__To be done__. Copy out every line of the entries below, keeping each one character for character.

######

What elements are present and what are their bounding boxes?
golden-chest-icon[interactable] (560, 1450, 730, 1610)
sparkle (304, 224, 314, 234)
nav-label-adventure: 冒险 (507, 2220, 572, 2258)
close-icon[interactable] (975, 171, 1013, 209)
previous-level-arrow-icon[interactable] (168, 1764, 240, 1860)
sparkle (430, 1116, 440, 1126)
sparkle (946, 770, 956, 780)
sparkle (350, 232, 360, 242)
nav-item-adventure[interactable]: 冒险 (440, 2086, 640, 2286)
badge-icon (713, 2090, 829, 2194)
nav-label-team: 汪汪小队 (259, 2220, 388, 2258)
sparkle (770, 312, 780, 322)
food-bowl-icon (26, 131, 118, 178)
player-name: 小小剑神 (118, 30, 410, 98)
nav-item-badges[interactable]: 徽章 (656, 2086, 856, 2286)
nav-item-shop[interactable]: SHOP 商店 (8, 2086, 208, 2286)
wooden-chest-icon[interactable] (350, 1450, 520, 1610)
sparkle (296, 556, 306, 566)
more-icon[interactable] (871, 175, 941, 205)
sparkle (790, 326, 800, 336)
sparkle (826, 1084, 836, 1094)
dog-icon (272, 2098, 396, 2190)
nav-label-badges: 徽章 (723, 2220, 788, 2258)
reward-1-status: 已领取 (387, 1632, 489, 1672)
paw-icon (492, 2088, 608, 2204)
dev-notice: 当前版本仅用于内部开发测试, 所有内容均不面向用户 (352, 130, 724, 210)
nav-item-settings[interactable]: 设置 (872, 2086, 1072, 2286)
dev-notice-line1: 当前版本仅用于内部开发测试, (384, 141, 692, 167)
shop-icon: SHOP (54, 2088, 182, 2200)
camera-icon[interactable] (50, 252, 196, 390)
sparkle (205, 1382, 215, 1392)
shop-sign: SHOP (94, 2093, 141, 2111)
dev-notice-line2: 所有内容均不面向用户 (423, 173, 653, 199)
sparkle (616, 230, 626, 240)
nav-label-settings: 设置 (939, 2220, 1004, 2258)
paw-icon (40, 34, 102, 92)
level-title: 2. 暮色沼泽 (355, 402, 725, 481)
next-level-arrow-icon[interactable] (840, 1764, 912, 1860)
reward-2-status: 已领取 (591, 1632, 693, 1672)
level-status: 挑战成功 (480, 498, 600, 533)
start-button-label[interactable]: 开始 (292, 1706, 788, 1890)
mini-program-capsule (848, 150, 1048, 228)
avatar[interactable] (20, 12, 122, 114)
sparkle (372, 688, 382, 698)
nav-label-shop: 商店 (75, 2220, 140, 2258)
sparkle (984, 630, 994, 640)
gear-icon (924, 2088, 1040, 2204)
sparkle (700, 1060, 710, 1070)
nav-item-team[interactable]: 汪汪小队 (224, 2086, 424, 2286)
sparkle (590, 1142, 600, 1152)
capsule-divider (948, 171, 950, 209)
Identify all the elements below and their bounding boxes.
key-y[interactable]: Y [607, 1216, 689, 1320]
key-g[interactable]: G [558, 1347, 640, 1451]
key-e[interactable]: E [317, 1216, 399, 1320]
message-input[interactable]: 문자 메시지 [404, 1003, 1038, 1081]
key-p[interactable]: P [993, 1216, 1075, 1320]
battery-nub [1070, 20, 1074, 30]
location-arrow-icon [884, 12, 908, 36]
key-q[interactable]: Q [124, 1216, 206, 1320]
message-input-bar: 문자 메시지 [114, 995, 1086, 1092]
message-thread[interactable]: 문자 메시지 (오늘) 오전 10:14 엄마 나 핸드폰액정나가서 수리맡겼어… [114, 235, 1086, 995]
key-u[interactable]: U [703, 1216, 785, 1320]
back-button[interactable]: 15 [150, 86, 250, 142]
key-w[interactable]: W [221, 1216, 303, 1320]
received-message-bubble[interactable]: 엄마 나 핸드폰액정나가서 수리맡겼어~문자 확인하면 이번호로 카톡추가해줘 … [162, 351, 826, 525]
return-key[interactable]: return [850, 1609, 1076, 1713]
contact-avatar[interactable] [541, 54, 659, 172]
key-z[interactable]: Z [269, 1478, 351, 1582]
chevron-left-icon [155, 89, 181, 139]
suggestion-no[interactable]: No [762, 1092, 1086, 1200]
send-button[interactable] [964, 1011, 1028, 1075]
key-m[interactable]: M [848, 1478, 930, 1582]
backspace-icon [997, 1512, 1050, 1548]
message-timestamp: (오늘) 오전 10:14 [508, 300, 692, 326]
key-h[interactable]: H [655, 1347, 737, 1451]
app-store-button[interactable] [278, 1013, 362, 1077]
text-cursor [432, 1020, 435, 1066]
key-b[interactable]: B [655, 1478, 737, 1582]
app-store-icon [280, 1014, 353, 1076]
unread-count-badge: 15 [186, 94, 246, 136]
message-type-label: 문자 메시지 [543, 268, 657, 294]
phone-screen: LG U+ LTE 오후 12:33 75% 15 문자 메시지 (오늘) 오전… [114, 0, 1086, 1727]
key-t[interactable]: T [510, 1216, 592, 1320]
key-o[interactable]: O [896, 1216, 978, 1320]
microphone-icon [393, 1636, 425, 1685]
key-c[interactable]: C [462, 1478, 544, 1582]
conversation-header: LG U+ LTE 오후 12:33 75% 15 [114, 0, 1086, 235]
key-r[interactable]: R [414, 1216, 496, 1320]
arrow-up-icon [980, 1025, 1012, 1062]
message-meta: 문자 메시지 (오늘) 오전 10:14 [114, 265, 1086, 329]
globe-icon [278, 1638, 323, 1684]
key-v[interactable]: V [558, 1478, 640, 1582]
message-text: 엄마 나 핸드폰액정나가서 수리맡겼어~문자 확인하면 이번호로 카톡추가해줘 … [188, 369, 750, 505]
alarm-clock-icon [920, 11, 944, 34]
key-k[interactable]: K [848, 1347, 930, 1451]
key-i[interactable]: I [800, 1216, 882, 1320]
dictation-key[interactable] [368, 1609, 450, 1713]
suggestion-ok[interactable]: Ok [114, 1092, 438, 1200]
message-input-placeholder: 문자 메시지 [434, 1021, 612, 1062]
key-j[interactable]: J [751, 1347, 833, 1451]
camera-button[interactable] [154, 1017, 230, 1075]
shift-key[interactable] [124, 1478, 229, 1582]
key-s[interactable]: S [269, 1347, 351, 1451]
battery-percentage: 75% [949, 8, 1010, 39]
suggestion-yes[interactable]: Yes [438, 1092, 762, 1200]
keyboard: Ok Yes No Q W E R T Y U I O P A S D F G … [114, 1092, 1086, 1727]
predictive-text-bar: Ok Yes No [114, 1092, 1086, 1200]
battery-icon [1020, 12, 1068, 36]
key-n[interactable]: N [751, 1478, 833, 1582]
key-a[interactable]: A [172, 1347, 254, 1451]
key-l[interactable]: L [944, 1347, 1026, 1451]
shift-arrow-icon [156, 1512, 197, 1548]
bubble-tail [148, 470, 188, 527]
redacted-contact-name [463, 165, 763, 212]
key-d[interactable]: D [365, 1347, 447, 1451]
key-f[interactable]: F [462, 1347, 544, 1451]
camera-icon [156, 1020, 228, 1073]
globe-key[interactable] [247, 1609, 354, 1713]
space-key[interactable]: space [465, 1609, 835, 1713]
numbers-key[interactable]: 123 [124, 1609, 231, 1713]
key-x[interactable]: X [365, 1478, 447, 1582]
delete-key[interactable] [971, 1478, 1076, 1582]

######

__Result of the task__.
What elements are present and what are their bounding boxes?
golden-chest-icon[interactable] (560, 1450, 730, 1610)
sparkle (304, 224, 314, 234)
nav-label-adventure: 冒险 (507, 2220, 572, 2258)
close-icon[interactable] (975, 171, 1013, 209)
previous-level-arrow-icon[interactable] (168, 1764, 240, 1860)
sparkle (430, 1116, 440, 1126)
sparkle (946, 770, 956, 780)
sparkle (350, 232, 360, 242)
nav-item-adventure[interactable]: 冒险 (440, 2086, 640, 2286)
badge-icon (713, 2090, 829, 2194)
nav-label-team: 汪汪小队 (259, 2220, 388, 2258)
sparkle (770, 312, 780, 322)
food-bowl-icon (26, 131, 118, 178)
player-name: 小小剑神 (118, 30, 410, 98)
nav-item-badges[interactable]: 徽章 (656, 2086, 856, 2286)
nav-item-shop[interactable]: SHOP 商店 (8, 2086, 208, 2286)
wooden-chest-icon[interactable] (350, 1450, 520, 1610)
sparkle (296, 556, 306, 566)
more-icon[interactable] (871, 175, 941, 205)
sparkle (790, 326, 800, 336)
sparkle (826, 1084, 836, 1094)
dog-icon (272, 2098, 396, 2190)
nav-label-badges: 徽章 (723, 2220, 788, 2258)
reward-1-status: 已领取 (387, 1632, 489, 1672)
paw-icon (492, 2088, 608, 2204)
dev-notice: 当前版本仅用于内部开发测试, 所有内容均不面向用户 (352, 130, 724, 210)
nav-item-settings[interactable]: 设置 (872, 2086, 1072, 2286)
dev-notice-line1: 当前版本仅用于内部开发测试, (384, 141, 692, 167)
shop-icon: SHOP (54, 2088, 182, 2200)
camera-icon[interactable] (50, 252, 196, 390)
sparkle (205, 1382, 215, 1392)
shop-sign: SHOP (94, 2093, 141, 2111)
dev-notice-line2: 所有内容均不面向用户 (423, 173, 653, 199)
sparkle (616, 230, 626, 240)
nav-label-settings: 设置 (939, 2220, 1004, 2258)
paw-icon (40, 34, 102, 92)
level-title: 2. 暮色沼泽 (355, 402, 725, 481)
next-level-arrow-icon[interactable] (840, 1764, 912, 1860)
reward-2-status: 已领取 (591, 1632, 693, 1672)
level-status: 挑战成功 (480, 498, 600, 533)
start-button-label[interactable]: 开始 (292, 1706, 788, 1890)
mini-program-capsule (848, 150, 1048, 228)
avatar[interactable] (20, 12, 122, 114)
sparkle (372, 688, 382, 698)
nav-label-shop: 商店 (75, 2220, 140, 2258)
sparkle (984, 630, 994, 640)
gear-icon (924, 2088, 1040, 2204)
sparkle (700, 1060, 710, 1070)
nav-item-team[interactable]: 汪汪小队 (224, 2086, 424, 2286)
sparkle (590, 1142, 600, 1152)
capsule-divider (948, 171, 950, 209)
Identify all the elements below and their bounding boxes.
key-y[interactable]: Y [607, 1216, 689, 1320]
key-g[interactable]: G [558, 1347, 640, 1451]
key-e[interactable]: E [317, 1216, 399, 1320]
message-input[interactable]: 문자 메시지 [404, 1003, 1038, 1081]
key-p[interactable]: P [993, 1216, 1075, 1320]
battery-nub [1070, 20, 1074, 30]
location-arrow-icon [884, 12, 908, 36]
key-q[interactable]: Q [124, 1216, 206, 1320]
message-input-bar: 문자 메시지 [114, 995, 1086, 1092]
message-thread[interactable]: 문자 메시지 (오늘) 오전 10:14 엄마 나 핸드폰액정나가서 수리맡겼어… [114, 235, 1086, 995]
key-u[interactable]: U [703, 1216, 785, 1320]
back-button[interactable]: 15 [150, 86, 250, 142]
key-w[interactable]: W [221, 1216, 303, 1320]
received-message-bubble[interactable]: 엄마 나 핸드폰액정나가서 수리맡겼어~문자 확인하면 이번호로 카톡추가해줘 … [162, 351, 826, 525]
return-key[interactable]: return [850, 1609, 1076, 1713]
contact-avatar[interactable] [541, 54, 659, 172]
key-z[interactable]: Z [269, 1478, 351, 1582]
chevron-left-icon [155, 89, 181, 139]
suggestion-no[interactable]: No [762, 1092, 1086, 1200]
send-button[interactable] [964, 1011, 1028, 1075]
key-m[interactable]: M [848, 1478, 930, 1582]
backspace-icon [997, 1512, 1050, 1548]
message-timestamp: (오늘) 오전 10:14 [508, 300, 692, 326]
key-h[interactable]: H [655, 1347, 737, 1451]
app-store-button[interactable] [278, 1013, 362, 1077]
text-cursor [432, 1020, 435, 1066]
key-b[interactable]: B [655, 1478, 737, 1582]
app-store-icon [280, 1014, 353, 1076]
unread-count-badge: 15 [186, 94, 246, 136]
message-type-label: 문자 메시지 [543, 268, 657, 294]
phone-screen: LG U+ LTE 오후 12:33 75% 15 문자 메시지 (오늘) 오전… [114, 0, 1086, 1727]
key-t[interactable]: T [510, 1216, 592, 1320]
key-o[interactable]: O [896, 1216, 978, 1320]
microphone-icon [393, 1636, 425, 1685]
key-c[interactable]: C [462, 1478, 544, 1582]
conversation-header: LG U+ LTE 오후 12:33 75% 15 [114, 0, 1086, 235]
key-r[interactable]: R [414, 1216, 496, 1320]
arrow-up-icon [980, 1025, 1012, 1062]
message-meta: 문자 메시지 (오늘) 오전 10:14 [114, 265, 1086, 329]
globe-icon [278, 1638, 323, 1684]
key-v[interactable]: V [558, 1478, 640, 1582]
message-text: 엄마 나 핸드폰액정나가서 수리맡겼어~문자 확인하면 이번호로 카톡추가해줘 … [188, 369, 750, 505]
alarm-clock-icon [920, 11, 944, 34]
key-k[interactable]: K [848, 1347, 930, 1451]
key-i[interactable]: I [800, 1216, 882, 1320]
dictation-key[interactable] [368, 1609, 450, 1713]
suggestion-ok[interactable]: Ok [114, 1092, 438, 1200]
message-input-placeholder: 문자 메시지 [434, 1021, 612, 1062]
key-j[interactable]: J [751, 1347, 833, 1451]
camera-button[interactable] [154, 1017, 230, 1075]
shift-key[interactable] [124, 1478, 229, 1582]
key-s[interactable]: S [269, 1347, 351, 1451]
battery-percentage: 75% [949, 8, 1010, 39]
suggestion-yes[interactable]: Yes [438, 1092, 762, 1200]
keyboard: Ok Yes No Q W E R T Y U I O P A S D F G … [114, 1092, 1086, 1727]
predictive-text-bar: Ok Yes No [114, 1092, 1086, 1200]
battery-icon [1020, 12, 1068, 36]
key-n[interactable]: N [751, 1478, 833, 1582]
key-a[interactable]: A [172, 1347, 254, 1451]
key-l[interactable]: L [944, 1347, 1026, 1451]
shift-arrow-icon [156, 1512, 197, 1548]
bubble-tail [148, 470, 188, 527]
redacted-contact-name [463, 165, 763, 212]
key-d[interactable]: D [365, 1347, 447, 1451]
key-f[interactable]: F [462, 1347, 544, 1451]
camera-icon [156, 1020, 228, 1073]
globe-key[interactable] [247, 1609, 354, 1713]
space-key[interactable]: space [465, 1609, 835, 1713]
numbers-key[interactable]: 123 [124, 1609, 231, 1713]
key-x[interactable]: X [365, 1478, 447, 1582]
delete-key[interactable] [971, 1478, 1076, 1582]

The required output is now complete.